(Beginning of RECORDS FOR THIS TASK)

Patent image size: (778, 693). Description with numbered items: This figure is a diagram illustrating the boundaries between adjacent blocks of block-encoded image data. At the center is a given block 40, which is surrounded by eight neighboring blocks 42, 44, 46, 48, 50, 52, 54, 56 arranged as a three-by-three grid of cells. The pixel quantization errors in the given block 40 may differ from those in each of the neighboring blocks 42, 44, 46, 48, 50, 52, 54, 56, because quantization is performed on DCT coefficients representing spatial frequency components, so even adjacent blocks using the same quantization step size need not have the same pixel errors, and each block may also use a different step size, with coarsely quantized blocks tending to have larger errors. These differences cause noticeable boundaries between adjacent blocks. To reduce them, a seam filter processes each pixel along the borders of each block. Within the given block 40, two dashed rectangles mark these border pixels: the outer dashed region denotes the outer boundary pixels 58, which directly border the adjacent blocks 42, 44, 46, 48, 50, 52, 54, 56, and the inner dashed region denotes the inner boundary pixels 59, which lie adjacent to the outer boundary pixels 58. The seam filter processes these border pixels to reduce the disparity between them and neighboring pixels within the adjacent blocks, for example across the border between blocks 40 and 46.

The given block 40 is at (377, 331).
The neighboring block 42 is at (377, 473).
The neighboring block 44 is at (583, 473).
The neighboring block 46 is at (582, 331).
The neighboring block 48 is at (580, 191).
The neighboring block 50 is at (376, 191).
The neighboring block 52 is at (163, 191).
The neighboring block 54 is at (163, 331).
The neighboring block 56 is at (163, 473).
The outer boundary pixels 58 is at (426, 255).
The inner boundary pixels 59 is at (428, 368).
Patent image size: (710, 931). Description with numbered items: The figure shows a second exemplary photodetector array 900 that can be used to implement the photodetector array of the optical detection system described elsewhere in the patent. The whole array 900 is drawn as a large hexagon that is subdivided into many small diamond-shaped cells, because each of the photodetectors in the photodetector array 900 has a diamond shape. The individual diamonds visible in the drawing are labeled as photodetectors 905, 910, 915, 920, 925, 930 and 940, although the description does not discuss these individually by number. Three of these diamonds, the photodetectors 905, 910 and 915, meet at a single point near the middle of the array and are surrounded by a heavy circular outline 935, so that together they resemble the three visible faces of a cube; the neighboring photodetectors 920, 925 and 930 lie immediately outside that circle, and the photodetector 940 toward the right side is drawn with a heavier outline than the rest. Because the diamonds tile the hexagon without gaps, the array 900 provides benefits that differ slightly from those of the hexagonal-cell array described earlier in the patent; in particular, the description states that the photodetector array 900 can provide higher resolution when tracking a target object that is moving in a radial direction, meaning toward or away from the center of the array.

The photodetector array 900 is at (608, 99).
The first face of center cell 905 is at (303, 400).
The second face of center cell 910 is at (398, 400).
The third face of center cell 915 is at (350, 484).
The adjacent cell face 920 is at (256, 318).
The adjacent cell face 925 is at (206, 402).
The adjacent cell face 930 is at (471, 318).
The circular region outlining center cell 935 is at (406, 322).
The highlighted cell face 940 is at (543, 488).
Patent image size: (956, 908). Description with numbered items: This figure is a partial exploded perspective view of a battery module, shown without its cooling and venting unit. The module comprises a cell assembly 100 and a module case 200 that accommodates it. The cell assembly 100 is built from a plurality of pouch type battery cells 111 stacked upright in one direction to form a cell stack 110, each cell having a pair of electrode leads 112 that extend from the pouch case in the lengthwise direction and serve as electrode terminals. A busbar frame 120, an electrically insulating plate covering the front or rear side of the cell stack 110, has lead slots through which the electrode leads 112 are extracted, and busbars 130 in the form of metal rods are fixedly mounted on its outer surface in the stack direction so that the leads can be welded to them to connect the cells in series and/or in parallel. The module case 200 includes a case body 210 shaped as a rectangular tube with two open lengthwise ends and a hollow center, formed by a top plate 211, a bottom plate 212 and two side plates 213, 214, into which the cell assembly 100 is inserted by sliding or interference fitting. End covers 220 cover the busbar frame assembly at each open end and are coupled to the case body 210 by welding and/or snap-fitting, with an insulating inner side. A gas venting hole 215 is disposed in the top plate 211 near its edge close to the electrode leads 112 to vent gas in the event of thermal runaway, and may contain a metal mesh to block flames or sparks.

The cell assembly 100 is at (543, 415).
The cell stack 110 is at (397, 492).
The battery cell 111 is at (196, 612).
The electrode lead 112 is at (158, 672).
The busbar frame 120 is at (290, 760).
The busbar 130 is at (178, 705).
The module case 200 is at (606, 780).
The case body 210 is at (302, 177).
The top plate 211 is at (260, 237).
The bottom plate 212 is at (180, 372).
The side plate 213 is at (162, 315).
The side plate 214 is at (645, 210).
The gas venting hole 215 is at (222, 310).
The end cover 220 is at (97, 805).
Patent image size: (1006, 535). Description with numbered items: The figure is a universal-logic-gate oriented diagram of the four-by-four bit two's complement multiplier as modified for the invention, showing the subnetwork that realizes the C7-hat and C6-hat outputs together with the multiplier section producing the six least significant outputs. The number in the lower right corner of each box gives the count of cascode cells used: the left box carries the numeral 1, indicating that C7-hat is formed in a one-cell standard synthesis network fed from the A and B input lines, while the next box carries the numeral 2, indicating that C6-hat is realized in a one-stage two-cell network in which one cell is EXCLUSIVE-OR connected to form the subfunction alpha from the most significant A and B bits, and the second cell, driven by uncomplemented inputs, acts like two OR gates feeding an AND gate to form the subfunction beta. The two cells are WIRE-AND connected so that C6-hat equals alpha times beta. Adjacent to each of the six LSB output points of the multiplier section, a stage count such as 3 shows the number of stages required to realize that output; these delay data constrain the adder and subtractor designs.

(End of RECORDS FOR THIS TASK)

[YOUR GOAL] Output the full set of entries exactly as they were given.

[RESULT FOR THIS TASK]
Patent image size: (778, 693). Description with numbered items: This figure is a diagram illustrating the boundaries between adjacent blocks of block-encoded image data. At the center is a given block 40, which is surrounded by eight neighboring blocks 42, 44, 46, 48, 50, 52, 54, 56 arranged as a three-by-three grid of cells. The pixel quantization errors in the given block 40 may differ from those in each of the neighboring blocks 42, 44, 46, 48, 50, 52, 54, 56, because quantization is performed on DCT coefficients representing spatial frequency components, so even adjacent blocks using the same quantization step size need not have the same pixel errors, and each block may also use a different step size, with coarsely quantized blocks tending to have larger errors. These differences cause noticeable boundaries between adjacent blocks. To reduce them, a seam filter processes each pixel along the borders of each block. Within the given block 40, two dashed rectangles mark these border pixels: the outer dashed region denotes the outer boundary pixels 58, which directly border the adjacent blocks 42, 44, 46, 48, 50, 52, 54, 56, and the inner dashed region denotes the inner boundary pixels 59, which lie adjacent to the outer boundary pixels 58. The seam filter processes these border pixels to reduce the disparity between them and neighboring pixels within the adjacent blocks, for example across the border between blocks 40 and 46.

The given block 40 is at (377, 331).
The neighboring block 42 is at (377, 473).
The neighboring block 44 is at (583, 473).
The neighboring block 46 is at (582, 331).
The neighboring block 48 is at (580, 191).
The neighboring block 50 is at (376, 191).
The neighboring block 52 is at (163, 191).
The neighboring block 54 is at (163, 331).
The neighboring block 56 is at (163, 473).
The outer boundary pixels 58 is at (426, 255).
The inner boundary pixels 59 is at (428, 368).
Patent image size: (710, 931). Description with numbered items: The figure shows a second exemplary photodetector array 900 that can be used to implement the photodetector array of the optical detection system described elsewhere in the patent. The whole array 900 is drawn as a large hexagon that is subdivided into many small diamond-shaped cells, because each of the photodetectors in the photodetector array 900 has a diamond shape. The individual diamonds visible in the drawing are labeled as photodetectors 905, 910, 915, 920, 925, 930 and 940, although the description does not discuss these individually by number. Three of these diamonds, the photodetectors 905, 910 and 915, meet at a single point near the middle of the array and are surrounded by a heavy circular outline 935, so that together they resemble the three visible faces of a cube; the neighboring photodetectors 920, 925 and 930 lie immediately outside that circle, and the photodetector 940 toward the right side is drawn with a heavier outline than the rest. Because the diamonds tile the hexagon without gaps, the array 900 provides benefits that differ slightly from those of the hexagonal-cell array described earlier in the patent; in particular, the description states that the photodetector array 900 can provide higher resolution when tracking a target object that is moving in a radial direction, meaning toward or away from the center of the array.

The photodetector array 900 is at (608, 99).
The first face of center cell 905 is at (303, 400).
The second face of center cell 910 is at (398, 400).
The third face of center cell 915 is at (350, 484).
The adjacent cell face 920 is at (256, 318).
The adjacent cell face 925 is at (206, 402).
The adjacent cell face 930 is at (471, 318).
The circular region outlining center cell 935 is at (406, 322).
The highlighted cell face 940 is at (543, 488).
Patent image size: (956, 908). Description with numbered items: This figure is a partial exploded perspective view of a battery module, shown without its cooling and venting unit. The module comprises a cell assembly 100 and a module case 200 that accommodates it. The cell assembly 100 is built from a plurality of pouch type battery cells 111 stacked upright in one direction to form a cell stack 110, each cell having a pair of electrode leads 112 that extend from the pouch case in the lengthwise direction and serve as electrode terminals. A busbar frame 120, an electrically insulating plate covering the front or rear side of the cell stack 110, has lead slots through which the electrode leads 112 are extracted, and busbars 130 in the form of metal rods are fixedly mounted on its outer surface in the stack direction so that the leads can be welded to them to connect the cells in series and/or in parallel. The module case 200 includes a case body 210 shaped as a rectangular tube with two open lengthwise ends and a hollow center, formed by a top plate 211, a bottom plate 212 and two side plates 213, 214, into which the cell assembly 100 is inserted by sliding or interference fitting. End covers 220 cover the busbar frame assembly at each open end and are coupled to the case body 210 by welding and/or snap-fitting, with an insulating inner side. A gas venting hole 215 is disposed in the top plate 211 near its edge close to the electrode leads 112 to vent gas in the event of thermal runaway, and may contain a metal mesh to block flames or sparks.

The cell assembly 100 is at (543, 415).
The cell stack 110 is at (397, 492).
The battery cell 111 is at (196, 612).
The electrode lead 112 is at (158, 672).
The busbar frame 120 is at (290, 760).
The busbar 130 is at (178, 705).
The module case 200 is at (606, 780).
The case body 210 is at (302, 177).
The top plate 211 is at (260, 237).
The bottom plate 212 is at (180, 372).
The side plate 213 is at (162, 315).
The side plate 214 is at (645, 210).
The gas venting hole 215 is at (222, 310).
The end cover 220 is at (97, 805).
Patent image size: (1006, 535). Description with numbered items: The figure is a universal-logic-gate oriented diagram of the four-by-four bit two's complement multiplier as modified for the invention, showing the subnetwork that realizes the C7-hat and C6-hat outputs together with the multiplier section producing the six least significant outputs. The number in the lower right corner of each box gives the count of cascode cells used: the left box carries the numeral 1, indicating that C7-hat is formed in a one-cell standard synthesis network fed from the A and B input lines, while the next box carries the numeral 2, indicating that C6-hat is realized in a one-stage two-cell network in which one cell is EXCLUSIVE-OR connected to form the subfunction alpha from the most significant A and B bits, and the second cell, driven by uncomplemented inputs, acts like two OR gates feeding an AND gate to form the subfunction beta. The two cells are WIRE-AND connected so that C6-hat equals alpha times beta. Adjacent to each of the six LSB output points of the multiplier section, a stage count such as 3 shows the number of stages required to realize that output; these delay data constrain the adder and subtractor designs.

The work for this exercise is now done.